OBJECTIVE>
Return the number of lines in which the word "title" appears; add nothing else.

>> start

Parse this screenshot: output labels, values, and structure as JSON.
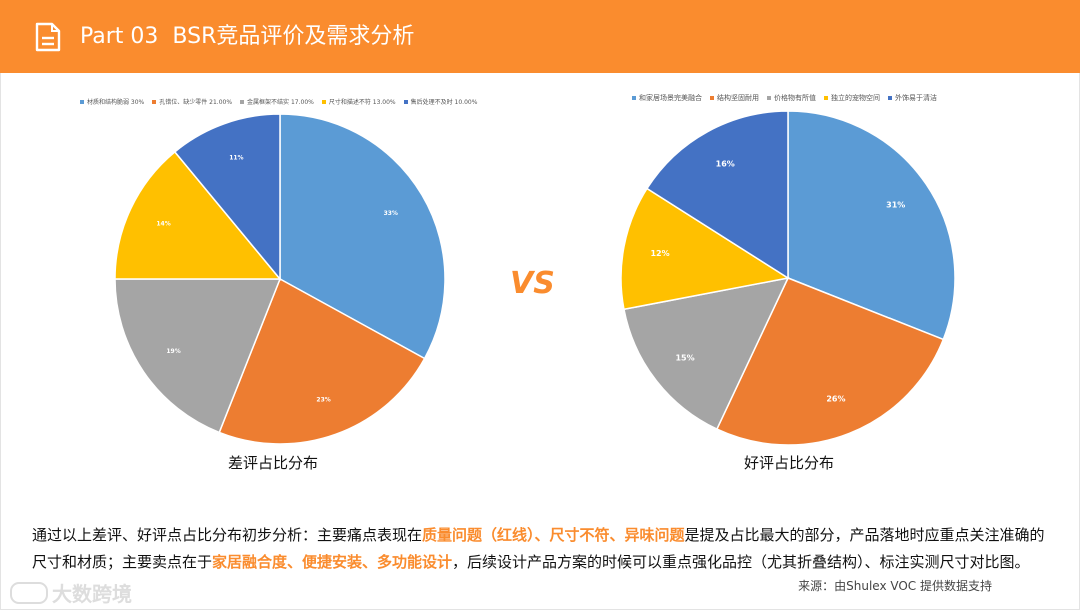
{
  "header": {
    "title": "Part 03  BSR竞品评价及需求分析",
    "icon": "document-icon"
  },
  "vs_label": "VS",
  "chart_data": [
    {
      "type": "pie",
      "title": "差评占比分布",
      "legend": [
        "材质和结构脆弱 30%",
        "孔错位、缺少零件 21.00%",
        "金属框架不结实 17.00%",
        "尺寸和描述不符 13.00%",
        "售后处理不及时 10.00%"
      ],
      "categories": [
        "材质和结构脆弱",
        "孔错位、缺少零件",
        "金属框架不结实",
        "尺寸和描述不符",
        "售后处理不及时"
      ],
      "values": [
        33,
        23,
        19,
        14,
        11
      ],
      "value_labels": [
        "33%",
        "23%",
        "19%",
        "14%",
        "11%"
      ],
      "colors": [
        "#5B9BD5",
        "#ED7D31",
        "#A5A5A5",
        "#FFC000",
        "#4472C4"
      ]
    },
    {
      "type": "pie",
      "title": "好评占比分布",
      "legend": [
        "和家居场景完美融合",
        "结构坚固耐用",
        "价格物有所值",
        "独立的宠物空间",
        "外饰易于清洁"
      ],
      "categories": [
        "和家居场景完美融合",
        "结构坚固耐用",
        "价格物有所值",
        "独立的宠物空间",
        "外饰易于清洁"
      ],
      "values": [
        31,
        26,
        15,
        12,
        16
      ],
      "value_labels": [
        "31%",
        "26%",
        "15%",
        "12%",
        "16%"
      ],
      "colors": [
        "#5B9BD5",
        "#ED7D31",
        "#A5A5A5",
        "#FFC000",
        "#4472C4"
      ]
    }
  ],
  "summary": {
    "p1": "通过以上差评、好评点占比分布初步分析：主要痛点表现在",
    "h1": "质量问题（红线）、尺寸不符、异味问题",
    "p2": "是提及占比最大的部分，产品落地时应重点关注准确的尺寸和材质；主要卖点在于",
    "h2": "家居融合度、便捷安装、多功能设计",
    "p3": "，后续设计产品方案的时候可以重点强化品控（尤其折叠结构）、标注实测尺寸对比图。"
  },
  "source": "来源：由Shulex VOC 提供数据支持",
  "watermark": "大数跨境"
}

>> end

SOLUTION>
3